§ Exercise aim: Compile every line that includes the word "法拍侦探".

(Data items)
+===+

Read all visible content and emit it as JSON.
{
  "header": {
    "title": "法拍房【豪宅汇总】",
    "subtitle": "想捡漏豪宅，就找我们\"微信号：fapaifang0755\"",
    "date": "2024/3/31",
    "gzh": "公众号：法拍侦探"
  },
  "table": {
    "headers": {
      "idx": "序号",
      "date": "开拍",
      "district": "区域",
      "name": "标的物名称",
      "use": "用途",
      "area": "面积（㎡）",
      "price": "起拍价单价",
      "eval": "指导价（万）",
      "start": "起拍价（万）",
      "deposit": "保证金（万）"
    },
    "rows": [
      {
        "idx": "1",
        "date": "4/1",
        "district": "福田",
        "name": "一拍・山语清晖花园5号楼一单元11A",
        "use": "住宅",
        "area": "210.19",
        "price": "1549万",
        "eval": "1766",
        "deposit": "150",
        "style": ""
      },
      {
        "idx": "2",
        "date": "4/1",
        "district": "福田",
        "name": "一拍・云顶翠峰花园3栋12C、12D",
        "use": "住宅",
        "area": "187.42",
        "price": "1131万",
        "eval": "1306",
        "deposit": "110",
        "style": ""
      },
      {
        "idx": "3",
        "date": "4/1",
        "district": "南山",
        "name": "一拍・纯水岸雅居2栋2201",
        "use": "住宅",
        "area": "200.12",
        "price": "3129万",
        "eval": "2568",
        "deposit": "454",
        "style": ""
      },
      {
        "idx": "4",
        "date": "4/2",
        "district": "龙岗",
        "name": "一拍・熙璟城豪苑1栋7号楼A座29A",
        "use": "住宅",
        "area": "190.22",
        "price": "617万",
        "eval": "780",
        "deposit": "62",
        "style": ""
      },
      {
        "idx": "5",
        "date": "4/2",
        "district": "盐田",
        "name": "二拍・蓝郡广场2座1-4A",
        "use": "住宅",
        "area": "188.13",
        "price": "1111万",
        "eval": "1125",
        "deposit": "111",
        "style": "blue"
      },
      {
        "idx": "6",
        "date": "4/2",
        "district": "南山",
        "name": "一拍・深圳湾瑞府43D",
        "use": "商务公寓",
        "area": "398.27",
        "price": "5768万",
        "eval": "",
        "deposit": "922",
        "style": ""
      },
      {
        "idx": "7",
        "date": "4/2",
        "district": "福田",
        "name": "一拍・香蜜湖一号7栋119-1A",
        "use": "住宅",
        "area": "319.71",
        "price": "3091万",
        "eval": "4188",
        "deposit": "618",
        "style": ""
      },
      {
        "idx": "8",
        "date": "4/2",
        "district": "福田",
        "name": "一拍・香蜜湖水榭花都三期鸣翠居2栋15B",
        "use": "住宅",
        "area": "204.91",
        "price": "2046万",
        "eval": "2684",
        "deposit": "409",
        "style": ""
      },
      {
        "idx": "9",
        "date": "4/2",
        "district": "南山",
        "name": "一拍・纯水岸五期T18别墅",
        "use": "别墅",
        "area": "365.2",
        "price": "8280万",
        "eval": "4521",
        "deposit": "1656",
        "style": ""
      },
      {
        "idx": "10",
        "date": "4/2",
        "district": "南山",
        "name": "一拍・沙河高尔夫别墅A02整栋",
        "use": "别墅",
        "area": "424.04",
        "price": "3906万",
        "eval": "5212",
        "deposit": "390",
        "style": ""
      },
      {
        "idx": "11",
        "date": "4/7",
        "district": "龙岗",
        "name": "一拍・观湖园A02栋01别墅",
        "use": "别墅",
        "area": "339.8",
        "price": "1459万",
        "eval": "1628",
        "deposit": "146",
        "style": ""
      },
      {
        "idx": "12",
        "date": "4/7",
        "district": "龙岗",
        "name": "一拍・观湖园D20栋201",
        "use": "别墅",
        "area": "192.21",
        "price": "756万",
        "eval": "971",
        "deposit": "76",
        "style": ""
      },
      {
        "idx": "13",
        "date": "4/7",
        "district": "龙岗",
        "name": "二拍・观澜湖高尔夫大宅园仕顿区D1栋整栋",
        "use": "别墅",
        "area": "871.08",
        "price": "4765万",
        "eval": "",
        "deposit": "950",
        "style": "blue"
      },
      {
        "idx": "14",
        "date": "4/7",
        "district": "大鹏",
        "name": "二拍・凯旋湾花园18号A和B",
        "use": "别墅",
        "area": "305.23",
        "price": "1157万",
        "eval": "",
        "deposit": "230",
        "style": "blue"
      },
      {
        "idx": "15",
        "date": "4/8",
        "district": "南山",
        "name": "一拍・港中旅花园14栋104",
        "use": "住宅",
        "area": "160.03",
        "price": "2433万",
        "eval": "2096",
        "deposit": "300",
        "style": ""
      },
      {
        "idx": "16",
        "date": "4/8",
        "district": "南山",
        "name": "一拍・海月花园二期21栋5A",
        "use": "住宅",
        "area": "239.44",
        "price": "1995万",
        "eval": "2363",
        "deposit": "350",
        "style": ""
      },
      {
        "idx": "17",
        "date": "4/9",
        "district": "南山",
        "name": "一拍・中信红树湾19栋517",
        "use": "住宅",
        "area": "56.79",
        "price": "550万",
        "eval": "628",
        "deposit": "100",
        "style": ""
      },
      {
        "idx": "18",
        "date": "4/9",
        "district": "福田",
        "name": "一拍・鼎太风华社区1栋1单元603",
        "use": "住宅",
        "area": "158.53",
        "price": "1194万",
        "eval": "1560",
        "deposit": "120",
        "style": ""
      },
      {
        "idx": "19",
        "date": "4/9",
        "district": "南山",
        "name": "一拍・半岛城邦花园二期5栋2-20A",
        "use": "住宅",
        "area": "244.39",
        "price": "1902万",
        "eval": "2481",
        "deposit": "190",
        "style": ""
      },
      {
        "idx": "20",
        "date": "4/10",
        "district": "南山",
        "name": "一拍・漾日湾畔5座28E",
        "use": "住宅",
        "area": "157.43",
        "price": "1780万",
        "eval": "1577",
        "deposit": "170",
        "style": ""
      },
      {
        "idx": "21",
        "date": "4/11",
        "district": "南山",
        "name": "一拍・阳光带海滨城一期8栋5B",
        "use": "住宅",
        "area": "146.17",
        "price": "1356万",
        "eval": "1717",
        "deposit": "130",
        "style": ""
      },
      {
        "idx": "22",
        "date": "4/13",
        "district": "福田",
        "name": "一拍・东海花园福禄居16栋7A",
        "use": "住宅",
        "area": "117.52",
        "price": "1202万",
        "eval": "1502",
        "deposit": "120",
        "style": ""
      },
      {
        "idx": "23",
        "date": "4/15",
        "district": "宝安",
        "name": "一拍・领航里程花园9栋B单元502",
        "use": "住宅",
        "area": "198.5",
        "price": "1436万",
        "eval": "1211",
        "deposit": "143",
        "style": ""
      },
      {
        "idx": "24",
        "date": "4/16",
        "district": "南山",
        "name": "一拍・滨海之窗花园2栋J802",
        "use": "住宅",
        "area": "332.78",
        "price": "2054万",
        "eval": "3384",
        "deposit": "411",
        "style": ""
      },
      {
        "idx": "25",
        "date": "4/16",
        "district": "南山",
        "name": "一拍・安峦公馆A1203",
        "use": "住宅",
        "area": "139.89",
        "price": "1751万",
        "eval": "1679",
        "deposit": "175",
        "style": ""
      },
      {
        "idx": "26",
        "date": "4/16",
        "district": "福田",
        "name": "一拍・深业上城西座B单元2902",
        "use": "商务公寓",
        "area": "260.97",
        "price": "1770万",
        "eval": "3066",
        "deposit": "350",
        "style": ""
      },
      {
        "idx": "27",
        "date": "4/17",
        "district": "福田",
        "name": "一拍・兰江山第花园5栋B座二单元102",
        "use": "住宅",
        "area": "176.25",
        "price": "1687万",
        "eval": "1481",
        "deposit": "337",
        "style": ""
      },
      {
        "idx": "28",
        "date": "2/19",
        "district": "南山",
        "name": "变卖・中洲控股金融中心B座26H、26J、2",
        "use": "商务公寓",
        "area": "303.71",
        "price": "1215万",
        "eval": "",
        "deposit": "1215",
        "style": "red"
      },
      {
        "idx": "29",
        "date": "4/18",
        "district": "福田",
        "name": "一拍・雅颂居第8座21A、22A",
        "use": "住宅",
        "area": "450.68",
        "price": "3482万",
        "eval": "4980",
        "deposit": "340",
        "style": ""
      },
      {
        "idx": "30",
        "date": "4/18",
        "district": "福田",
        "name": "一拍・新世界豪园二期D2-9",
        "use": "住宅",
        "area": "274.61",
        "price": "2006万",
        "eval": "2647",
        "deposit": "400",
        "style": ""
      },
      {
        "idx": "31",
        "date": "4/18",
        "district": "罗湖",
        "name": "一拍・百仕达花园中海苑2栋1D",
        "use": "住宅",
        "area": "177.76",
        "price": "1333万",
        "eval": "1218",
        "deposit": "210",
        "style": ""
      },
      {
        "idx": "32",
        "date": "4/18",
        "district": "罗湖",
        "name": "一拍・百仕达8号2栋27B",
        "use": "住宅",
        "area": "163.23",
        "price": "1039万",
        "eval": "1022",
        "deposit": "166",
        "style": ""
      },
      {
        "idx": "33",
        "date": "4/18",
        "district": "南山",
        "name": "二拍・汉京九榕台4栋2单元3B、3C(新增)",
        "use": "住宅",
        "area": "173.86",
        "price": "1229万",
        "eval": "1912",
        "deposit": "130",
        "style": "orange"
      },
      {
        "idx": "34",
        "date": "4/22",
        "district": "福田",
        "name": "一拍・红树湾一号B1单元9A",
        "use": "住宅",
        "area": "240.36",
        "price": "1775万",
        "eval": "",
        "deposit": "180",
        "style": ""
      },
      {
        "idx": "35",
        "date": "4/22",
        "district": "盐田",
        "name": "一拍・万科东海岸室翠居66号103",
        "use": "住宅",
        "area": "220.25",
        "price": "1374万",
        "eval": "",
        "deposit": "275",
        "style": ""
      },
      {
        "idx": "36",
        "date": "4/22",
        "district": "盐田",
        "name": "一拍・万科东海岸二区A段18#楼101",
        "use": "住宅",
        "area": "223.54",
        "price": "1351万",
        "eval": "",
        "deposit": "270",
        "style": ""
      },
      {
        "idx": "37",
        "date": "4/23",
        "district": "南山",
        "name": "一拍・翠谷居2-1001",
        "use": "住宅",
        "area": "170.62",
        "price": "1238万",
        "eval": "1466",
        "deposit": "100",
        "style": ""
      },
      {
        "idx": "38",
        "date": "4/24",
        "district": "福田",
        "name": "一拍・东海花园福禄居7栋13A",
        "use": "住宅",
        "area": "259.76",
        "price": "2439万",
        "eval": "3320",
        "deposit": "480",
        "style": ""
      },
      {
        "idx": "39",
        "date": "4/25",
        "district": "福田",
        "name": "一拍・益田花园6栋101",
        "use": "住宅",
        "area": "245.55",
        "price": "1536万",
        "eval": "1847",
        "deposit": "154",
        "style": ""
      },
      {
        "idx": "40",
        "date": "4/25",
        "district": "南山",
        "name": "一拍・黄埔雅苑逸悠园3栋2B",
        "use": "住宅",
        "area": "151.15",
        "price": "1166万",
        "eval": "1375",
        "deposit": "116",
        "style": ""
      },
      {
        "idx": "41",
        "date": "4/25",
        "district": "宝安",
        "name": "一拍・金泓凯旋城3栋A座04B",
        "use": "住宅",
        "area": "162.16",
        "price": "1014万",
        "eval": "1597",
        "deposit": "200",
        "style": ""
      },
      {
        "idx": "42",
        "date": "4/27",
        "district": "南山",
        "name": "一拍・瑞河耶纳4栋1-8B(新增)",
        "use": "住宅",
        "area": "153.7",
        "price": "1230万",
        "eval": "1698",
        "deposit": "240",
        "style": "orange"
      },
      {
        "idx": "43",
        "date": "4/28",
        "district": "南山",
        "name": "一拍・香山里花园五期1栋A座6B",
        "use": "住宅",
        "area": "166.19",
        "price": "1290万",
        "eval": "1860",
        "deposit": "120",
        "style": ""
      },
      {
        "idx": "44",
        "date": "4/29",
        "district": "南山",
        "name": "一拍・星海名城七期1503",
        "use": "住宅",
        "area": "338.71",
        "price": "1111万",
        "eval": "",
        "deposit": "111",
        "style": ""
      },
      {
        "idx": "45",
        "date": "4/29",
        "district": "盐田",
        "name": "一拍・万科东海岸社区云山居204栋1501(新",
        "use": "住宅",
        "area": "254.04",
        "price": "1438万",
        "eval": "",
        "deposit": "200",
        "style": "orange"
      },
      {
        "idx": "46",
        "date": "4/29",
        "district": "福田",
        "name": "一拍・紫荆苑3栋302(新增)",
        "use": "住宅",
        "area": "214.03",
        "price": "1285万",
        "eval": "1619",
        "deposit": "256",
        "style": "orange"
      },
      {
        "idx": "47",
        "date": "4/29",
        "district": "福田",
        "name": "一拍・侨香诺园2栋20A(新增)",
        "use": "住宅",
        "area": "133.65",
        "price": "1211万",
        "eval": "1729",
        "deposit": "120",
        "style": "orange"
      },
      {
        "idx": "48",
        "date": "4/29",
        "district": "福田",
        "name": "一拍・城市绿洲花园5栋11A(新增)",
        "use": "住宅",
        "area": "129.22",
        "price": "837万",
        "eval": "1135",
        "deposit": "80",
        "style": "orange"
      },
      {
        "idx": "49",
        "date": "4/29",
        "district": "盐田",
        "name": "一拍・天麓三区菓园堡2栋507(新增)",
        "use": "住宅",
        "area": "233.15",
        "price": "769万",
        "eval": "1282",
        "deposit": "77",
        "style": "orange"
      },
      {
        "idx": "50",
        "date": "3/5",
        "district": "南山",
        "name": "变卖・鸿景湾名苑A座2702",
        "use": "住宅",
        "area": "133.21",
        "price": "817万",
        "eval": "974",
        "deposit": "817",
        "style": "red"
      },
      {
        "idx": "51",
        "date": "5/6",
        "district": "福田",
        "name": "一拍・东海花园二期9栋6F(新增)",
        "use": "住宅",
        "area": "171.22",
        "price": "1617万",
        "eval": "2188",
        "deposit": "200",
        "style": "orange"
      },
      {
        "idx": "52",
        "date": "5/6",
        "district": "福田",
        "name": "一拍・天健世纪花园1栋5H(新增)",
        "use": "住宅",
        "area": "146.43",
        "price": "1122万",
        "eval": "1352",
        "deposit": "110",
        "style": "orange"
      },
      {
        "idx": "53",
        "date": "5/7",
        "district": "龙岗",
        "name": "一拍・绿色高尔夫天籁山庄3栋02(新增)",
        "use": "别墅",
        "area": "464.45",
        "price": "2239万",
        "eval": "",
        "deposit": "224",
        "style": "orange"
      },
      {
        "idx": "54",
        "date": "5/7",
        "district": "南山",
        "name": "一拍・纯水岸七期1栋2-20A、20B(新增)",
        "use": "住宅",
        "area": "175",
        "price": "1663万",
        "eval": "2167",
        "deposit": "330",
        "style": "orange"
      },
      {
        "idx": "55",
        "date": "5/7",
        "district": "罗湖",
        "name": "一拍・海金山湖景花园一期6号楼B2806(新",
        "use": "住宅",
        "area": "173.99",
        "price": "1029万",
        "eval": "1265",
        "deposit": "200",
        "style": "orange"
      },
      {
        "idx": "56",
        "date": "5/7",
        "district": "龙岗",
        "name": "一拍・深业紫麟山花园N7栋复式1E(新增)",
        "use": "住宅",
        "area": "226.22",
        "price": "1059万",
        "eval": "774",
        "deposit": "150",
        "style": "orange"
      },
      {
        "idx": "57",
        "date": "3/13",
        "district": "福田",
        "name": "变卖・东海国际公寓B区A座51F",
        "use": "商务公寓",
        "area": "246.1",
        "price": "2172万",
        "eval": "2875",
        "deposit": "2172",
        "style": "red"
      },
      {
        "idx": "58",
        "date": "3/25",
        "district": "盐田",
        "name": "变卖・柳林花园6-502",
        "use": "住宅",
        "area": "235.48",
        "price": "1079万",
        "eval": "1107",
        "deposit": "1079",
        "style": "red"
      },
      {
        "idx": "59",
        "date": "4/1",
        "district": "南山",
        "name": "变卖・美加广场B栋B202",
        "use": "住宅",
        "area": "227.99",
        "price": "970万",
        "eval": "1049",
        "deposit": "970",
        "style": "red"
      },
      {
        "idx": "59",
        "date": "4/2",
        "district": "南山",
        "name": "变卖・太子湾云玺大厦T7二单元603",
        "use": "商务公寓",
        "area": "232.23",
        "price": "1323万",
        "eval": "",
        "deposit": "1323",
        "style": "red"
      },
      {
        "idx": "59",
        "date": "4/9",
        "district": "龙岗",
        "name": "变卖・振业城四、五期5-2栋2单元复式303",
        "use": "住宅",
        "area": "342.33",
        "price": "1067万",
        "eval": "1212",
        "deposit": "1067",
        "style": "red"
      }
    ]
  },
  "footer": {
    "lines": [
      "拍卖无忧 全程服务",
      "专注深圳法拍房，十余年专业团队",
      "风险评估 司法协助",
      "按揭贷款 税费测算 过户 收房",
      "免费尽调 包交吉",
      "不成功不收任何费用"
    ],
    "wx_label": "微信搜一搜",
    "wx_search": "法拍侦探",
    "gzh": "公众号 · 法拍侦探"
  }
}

+===+

§ Reply:
    "gzh": "公众号：法拍侦探"
    "wx_search": "法拍侦探",
    "gzh": "公众号 · 法拍侦探"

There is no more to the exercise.